*Goal*:
Look for the string "this" and copy every line that has it.

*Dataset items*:
_ _ _ _ _

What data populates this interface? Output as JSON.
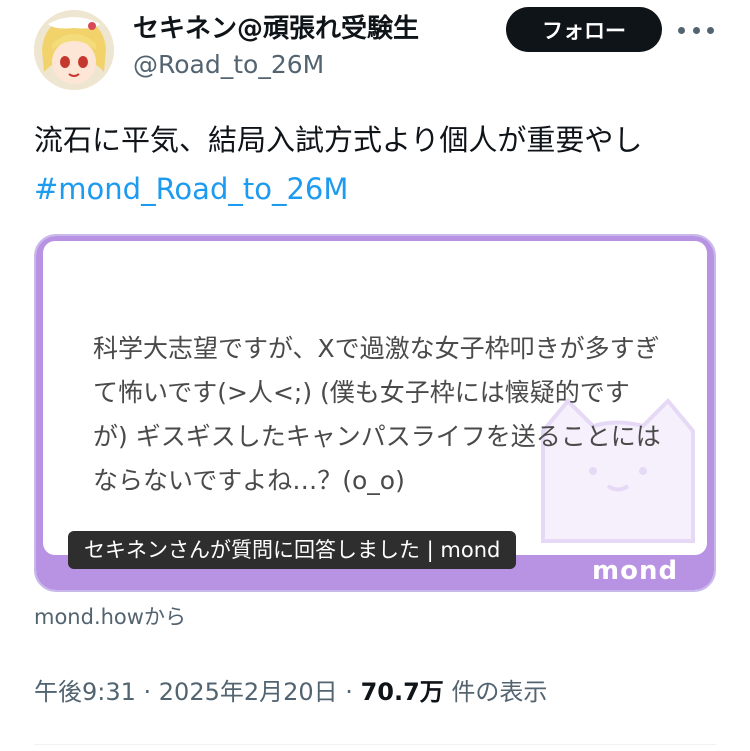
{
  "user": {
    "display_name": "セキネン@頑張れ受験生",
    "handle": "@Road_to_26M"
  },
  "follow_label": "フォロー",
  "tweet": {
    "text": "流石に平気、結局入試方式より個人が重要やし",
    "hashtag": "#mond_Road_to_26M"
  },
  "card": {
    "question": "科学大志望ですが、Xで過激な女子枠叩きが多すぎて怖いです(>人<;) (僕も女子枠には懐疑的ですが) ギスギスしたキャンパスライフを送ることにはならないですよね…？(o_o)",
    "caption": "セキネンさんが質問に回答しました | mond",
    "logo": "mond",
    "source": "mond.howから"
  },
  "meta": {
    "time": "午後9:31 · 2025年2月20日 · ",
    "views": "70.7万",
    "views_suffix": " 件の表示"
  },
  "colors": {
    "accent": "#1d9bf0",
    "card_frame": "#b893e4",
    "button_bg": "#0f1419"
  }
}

_ _ _ _ _

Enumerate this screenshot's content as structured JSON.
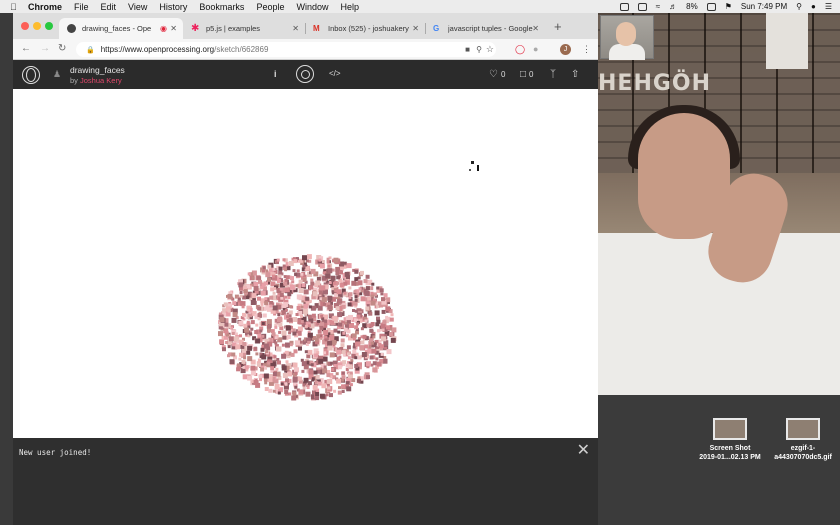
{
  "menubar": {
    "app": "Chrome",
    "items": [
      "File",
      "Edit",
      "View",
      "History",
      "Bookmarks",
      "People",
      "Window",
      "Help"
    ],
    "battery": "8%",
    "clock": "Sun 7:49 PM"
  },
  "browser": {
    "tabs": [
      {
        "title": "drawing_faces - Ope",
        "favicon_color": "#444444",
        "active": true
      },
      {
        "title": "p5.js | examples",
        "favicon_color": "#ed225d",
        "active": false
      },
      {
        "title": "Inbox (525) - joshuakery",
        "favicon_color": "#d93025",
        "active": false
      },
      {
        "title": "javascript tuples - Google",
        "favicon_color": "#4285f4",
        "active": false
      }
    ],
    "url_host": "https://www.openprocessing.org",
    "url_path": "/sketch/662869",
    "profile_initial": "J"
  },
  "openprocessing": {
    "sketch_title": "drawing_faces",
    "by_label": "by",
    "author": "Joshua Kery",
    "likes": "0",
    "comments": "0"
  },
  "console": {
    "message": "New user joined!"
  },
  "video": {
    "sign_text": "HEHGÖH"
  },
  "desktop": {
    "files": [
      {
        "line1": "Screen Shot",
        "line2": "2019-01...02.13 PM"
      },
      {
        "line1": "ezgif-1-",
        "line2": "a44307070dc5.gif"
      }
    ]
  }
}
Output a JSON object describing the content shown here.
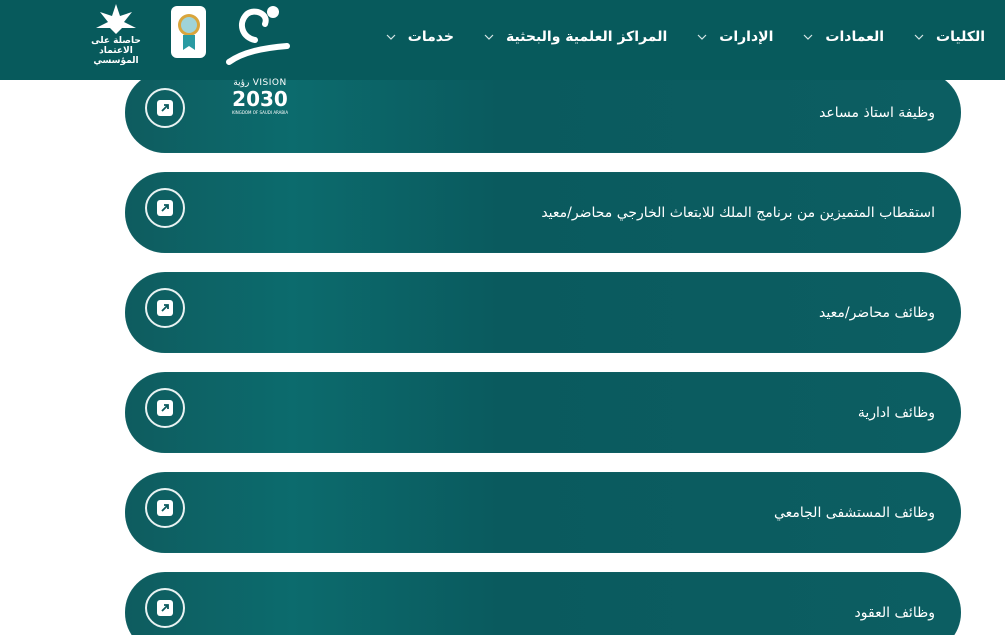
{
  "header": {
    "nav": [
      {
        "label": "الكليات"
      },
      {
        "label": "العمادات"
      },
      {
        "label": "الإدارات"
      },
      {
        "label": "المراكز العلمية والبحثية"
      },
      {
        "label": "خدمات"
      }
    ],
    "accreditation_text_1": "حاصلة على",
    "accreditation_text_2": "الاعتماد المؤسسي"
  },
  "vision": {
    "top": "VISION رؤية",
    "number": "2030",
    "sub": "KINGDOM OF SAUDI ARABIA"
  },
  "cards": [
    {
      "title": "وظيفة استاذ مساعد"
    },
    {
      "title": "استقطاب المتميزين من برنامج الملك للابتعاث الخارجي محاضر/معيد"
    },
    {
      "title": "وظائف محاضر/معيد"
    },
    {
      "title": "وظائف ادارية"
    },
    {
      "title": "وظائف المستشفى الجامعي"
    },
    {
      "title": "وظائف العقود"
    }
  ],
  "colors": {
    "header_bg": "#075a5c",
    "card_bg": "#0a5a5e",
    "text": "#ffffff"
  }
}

_ _ _ _ _

*Reply to the task*:
What data populates this interface? Output as JSON.
Enumerate this screenshot's content as structured JSON.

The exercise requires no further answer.